### Problem requirements
Copy every line of the records below where the word "value" occurs.

### Records for the exercise

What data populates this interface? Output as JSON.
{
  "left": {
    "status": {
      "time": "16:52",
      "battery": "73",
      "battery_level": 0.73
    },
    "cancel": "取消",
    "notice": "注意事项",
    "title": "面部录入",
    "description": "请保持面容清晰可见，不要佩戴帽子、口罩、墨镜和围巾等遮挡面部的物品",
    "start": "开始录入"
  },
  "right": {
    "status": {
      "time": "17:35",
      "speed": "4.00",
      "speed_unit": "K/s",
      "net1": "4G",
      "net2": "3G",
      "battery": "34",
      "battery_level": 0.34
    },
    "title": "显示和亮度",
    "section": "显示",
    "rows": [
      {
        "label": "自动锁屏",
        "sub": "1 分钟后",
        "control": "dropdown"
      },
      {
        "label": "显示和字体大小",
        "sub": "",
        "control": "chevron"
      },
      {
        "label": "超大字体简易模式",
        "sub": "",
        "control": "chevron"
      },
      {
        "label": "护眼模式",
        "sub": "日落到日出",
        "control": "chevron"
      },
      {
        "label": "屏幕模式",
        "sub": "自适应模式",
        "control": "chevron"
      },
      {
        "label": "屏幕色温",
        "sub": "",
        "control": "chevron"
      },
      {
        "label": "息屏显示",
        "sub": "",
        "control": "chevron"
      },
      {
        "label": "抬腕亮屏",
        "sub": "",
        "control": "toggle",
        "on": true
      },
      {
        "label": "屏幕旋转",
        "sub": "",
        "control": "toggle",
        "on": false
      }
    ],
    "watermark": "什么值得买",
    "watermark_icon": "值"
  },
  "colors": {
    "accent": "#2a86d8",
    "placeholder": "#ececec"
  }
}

* * *

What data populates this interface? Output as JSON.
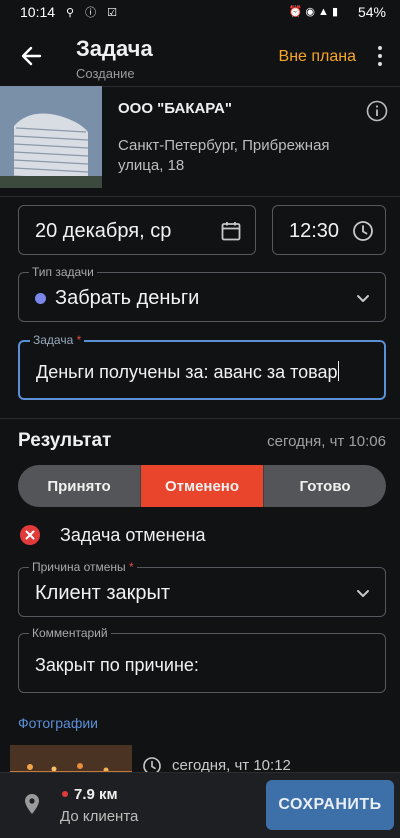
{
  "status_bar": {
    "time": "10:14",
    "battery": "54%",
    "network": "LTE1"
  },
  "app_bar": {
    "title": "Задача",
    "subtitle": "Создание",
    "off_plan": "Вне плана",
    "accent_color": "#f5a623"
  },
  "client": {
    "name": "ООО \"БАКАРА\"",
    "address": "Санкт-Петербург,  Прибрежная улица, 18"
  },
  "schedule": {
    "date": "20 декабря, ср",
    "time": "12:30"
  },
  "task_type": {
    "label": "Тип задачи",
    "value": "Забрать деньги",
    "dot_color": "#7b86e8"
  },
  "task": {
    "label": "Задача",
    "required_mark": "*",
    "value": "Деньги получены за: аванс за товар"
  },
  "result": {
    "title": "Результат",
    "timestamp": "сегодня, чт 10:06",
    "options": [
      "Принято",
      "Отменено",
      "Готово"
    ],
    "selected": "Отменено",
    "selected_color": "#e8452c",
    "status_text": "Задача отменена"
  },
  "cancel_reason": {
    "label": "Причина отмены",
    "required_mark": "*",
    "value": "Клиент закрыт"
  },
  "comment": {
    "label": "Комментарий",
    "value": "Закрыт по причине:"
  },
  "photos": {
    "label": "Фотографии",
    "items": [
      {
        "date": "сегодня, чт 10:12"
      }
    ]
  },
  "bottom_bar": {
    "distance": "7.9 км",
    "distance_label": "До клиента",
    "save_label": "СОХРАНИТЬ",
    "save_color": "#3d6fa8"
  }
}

### Complete answer
    "value": "Забрать деньги",
    "value": "Деньги получены за: аванс за товар"
    "value": "Клиент закрыт"
    "value": "Закрыт по причине:"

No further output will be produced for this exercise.